**Consegna a**. Riscrivi i record dall'inizio fino alla riga che contiene "key-letters: ABC [194,513,228,525]", inclusa, sostituendo ogni occorrenza di "interactable" con "clickable" e lasciando invariato tutto il resto.

**Brano fornito**.
Quest’anno, in occasione della manifestazione per il 79° anniversario della Liberazione, anche in adesione all’appello de “il manifesto” a trent’anni dalla risposta di massa all’avvento berlusconiano, Milano vedrà un’imponente mobilitazione di donne e uomini, militanti antifascisti di diverse generazioni che si riconoscono e si sostengono, difensori della memoria, di un popolo che si riconosce nei valori della Costituzione, a partire dal ripudio della guerra che non restaura mai diritti e democrazia, ma ridefinisce solo i poteri.

Una piazza che vuole la Pace, il cessate il fuoco ovunque, la fine del genocidio del popolo palestinese, la parola ad ogni sforzo diplomatico contro l’escalation del conflitto in Medio Oriente, alimentato anche dalle reciproche rappresaglie tra Israele e Iran, contro l’aumento delle spese militari e il taglio di quelle sociali, e contro l’invio di armi in Ucraina e nei contesti di guerra.

Il 25 Aprile va ricordato, difeso e onorato ogni giorno in un paese che non ha mai fatto i conti con il ventennio fascista e i suoi orrori. Il fascismo non è mai morto; è il passato che non passa, come ci ricorda il professor Canfora.

La Costituzione antifascista, conquistata con la lotta partigiana e la liberazione dal nazifascismo, è la pietra miliare della nostra Repubblica. Non va permesso a nessuno, (post)fascisti, revisionisti e ministri vari, di cancellare, disconoscere la lotta e il sacrificio di tante e tanti per conquistare la democrazia e la libertà, equiparando il nazifascismo al comunismo, chi ha lottato ed è morto per affermare quei valori a chi ha scelto di immolarsi in nome della dittatura fascista.

Il linguaggio, le parole fanno cultura, creano coscienza, costruiscono, sedimentano e affermano un’egemonia di pensiero e di proposta. In questi anni si è cercato, con l’ideologia della non ideologia e dell’omologazione, di far perdere senso e identità alle differenze storiche tra destra e sinistra: la storia e la tavola dei valori sono state sconvolte.

Il Primo Maggio è la giornata internazionale del lavoro: del riscatto, della denuncia e della lotta. Il suo significato è scritto nella storia e nelle lotte del movimento operaio. Vietata dal regime fascista, la festa fu ripristinata con l’avvento della Repubblica grazie alla lotta di Liberazione e agli scioperi del ‘43, pagati con la deportazione e la morte di migliaia di lavoratori nei campi di concentramento.

Attuale nei suoi simboli e nel valore solidale, questa giornata di lotta cade ancora in una situazione difficile per il mondo del lavoro e per il paese, e rimane occasione di manifestare in tante piazze per affermare il diritto al lavoro e a un salario dignitoso, alla salute, all’istruzione, alla prevenzione contro le continue stragi sul lavoro, in difesa dell’ambiente e del futuro della terra. Per ricordare il ruolo del mondo del lavoro nella conquista della democrazia, della giustizia, dei diritti sociali, civili e politici.

**Consegna b**. Secondo il brano fornito, chi ricorda che il fascismo è "il passato che non passa"?

**Dati dell'esercizio**.
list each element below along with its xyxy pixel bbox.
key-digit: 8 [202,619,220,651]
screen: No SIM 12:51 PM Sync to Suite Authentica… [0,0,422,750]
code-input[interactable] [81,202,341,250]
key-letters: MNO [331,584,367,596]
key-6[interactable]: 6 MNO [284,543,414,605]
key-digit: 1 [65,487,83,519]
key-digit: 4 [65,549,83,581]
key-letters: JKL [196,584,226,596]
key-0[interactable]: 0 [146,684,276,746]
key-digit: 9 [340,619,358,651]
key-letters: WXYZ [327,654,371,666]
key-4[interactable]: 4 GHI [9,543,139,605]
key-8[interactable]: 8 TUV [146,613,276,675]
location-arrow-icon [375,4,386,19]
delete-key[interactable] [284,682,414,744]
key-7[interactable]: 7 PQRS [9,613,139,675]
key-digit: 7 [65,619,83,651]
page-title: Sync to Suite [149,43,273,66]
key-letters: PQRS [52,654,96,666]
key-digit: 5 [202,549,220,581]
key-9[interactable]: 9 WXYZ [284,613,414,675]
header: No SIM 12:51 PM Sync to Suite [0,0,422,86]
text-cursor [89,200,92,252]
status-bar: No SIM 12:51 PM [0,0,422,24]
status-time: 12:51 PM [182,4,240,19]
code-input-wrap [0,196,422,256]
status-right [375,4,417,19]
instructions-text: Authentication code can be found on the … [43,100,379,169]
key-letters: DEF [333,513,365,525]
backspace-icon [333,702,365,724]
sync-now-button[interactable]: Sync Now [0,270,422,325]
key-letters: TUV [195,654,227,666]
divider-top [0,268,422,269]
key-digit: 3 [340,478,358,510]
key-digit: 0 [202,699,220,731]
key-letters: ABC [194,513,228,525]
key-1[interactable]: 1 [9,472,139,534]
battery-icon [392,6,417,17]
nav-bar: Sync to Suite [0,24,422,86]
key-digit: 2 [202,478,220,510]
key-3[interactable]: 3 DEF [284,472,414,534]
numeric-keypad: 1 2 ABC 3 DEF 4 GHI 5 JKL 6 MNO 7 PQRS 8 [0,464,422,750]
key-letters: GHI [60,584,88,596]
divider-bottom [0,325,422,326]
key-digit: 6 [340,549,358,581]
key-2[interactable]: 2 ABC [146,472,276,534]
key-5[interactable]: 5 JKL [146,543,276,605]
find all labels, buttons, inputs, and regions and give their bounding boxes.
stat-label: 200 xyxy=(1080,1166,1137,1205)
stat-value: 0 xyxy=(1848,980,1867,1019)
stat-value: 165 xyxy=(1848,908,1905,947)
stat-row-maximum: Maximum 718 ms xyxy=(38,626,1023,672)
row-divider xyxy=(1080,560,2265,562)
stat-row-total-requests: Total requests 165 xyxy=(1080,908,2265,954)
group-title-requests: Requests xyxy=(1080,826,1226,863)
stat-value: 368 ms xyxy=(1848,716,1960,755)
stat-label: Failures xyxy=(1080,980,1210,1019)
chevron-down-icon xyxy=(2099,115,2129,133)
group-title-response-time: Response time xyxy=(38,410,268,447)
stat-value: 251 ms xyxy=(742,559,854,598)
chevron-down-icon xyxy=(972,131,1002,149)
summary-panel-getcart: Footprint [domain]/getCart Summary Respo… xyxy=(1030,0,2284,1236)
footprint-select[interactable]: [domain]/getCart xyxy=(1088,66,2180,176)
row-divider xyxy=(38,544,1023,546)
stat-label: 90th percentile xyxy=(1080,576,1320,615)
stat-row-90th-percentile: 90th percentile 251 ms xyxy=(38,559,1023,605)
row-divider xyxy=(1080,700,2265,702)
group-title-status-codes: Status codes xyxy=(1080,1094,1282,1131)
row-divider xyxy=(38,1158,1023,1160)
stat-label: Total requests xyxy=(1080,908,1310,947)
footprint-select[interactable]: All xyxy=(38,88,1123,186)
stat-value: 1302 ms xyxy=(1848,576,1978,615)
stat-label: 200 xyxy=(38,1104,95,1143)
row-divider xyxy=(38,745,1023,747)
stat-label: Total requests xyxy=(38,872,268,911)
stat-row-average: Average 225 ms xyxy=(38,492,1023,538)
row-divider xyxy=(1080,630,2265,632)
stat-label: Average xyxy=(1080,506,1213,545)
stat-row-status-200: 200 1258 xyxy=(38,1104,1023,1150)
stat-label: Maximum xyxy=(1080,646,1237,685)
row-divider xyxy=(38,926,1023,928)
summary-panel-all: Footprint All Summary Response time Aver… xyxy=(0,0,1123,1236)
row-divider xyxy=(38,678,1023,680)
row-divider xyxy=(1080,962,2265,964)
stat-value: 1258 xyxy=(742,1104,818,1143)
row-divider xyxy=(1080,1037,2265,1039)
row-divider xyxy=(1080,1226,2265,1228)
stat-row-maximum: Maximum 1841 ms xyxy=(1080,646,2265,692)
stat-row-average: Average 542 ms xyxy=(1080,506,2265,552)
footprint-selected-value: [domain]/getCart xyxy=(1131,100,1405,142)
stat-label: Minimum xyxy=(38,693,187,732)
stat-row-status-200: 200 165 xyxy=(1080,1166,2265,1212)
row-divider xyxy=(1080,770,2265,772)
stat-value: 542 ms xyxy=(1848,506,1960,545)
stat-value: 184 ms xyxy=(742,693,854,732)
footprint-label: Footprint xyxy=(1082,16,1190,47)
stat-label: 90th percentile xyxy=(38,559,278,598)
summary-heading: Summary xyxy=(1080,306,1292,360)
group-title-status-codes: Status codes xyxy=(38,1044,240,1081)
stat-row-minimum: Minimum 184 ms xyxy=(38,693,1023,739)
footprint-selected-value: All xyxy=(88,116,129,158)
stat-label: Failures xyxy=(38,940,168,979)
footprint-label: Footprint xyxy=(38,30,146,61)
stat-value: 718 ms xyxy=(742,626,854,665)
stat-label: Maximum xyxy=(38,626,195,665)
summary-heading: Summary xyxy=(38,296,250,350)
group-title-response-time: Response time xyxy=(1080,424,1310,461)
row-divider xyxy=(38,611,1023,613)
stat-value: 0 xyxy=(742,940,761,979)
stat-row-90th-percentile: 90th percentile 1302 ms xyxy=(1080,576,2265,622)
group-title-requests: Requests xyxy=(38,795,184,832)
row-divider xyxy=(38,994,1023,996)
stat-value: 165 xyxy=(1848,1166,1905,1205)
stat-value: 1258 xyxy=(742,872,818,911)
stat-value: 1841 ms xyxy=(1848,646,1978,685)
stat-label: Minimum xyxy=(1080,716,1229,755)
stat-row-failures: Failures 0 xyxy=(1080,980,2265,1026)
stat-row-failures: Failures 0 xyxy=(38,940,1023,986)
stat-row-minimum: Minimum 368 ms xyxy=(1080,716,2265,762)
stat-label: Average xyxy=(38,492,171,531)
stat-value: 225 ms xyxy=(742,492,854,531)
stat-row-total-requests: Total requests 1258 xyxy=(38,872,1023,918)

**Risposta scritta a**.
list each element below along with its xyxy pixel bbox.
key-digit: 8 [202,619,220,651]
screen: No SIM 12:51 PM Sync to Suite Authentica… [0,0,422,750]
code-input[clickable] [81,202,341,250]
key-letters: MNO [331,584,367,596]
key-6[clickable]: 6 MNO [284,543,414,605]
key-digit: 1 [65,487,83,519]
key-digit: 4 [65,549,83,581]
key-letters: JKL [196,584,226,596]
key-0[clickable]: 0 [146,684,276,746]
key-digit: 9 [340,619,358,651]
key-letters: WXYZ [327,654,371,666]
key-4[clickable]: 4 GHI [9,543,139,605]
key-8[clickable]: 8 TUV [146,613,276,675]
location-arrow-icon [375,4,386,19]
delete-key[clickable] [284,682,414,744]
key-7[clickable]: 7 PQRS [9,613,139,675]
key-digit: 7 [65,619,83,651]
page-title: Sync to Suite [149,43,273,66]
key-letters: PQRS [52,654,96,666]
key-digit: 5 [202,549,220,581]
key-9[clickable]: 9 WXYZ [284,613,414,675]
header: No SIM 12:51 PM Sync to Suite [0,0,422,86]
text-cursor [89,200,92,252]
status-bar: No SIM 12:51 PM [0,0,422,24]
status-time: 12:51 PM [182,4,240,19]
code-input-wrap [0,196,422,256]
status-right [375,4,417,19]
instructions-text: Authentication code can be found on the … [43,100,379,169]
key-letters: DEF [333,513,365,525]
backspace-icon [333,702,365,724]
sync-now-button[clickable]: Sync Now [0,270,422,325]
key-letters: TUV [195,654,227,666]
divider-top [0,268,422,269]
key-digit: 3 [340,478,358,510]
key-digit: 0 [202,699,220,731]
key-letters: ABC [194,513,228,525]

**Risposta scritta b**. Il professor Canfora.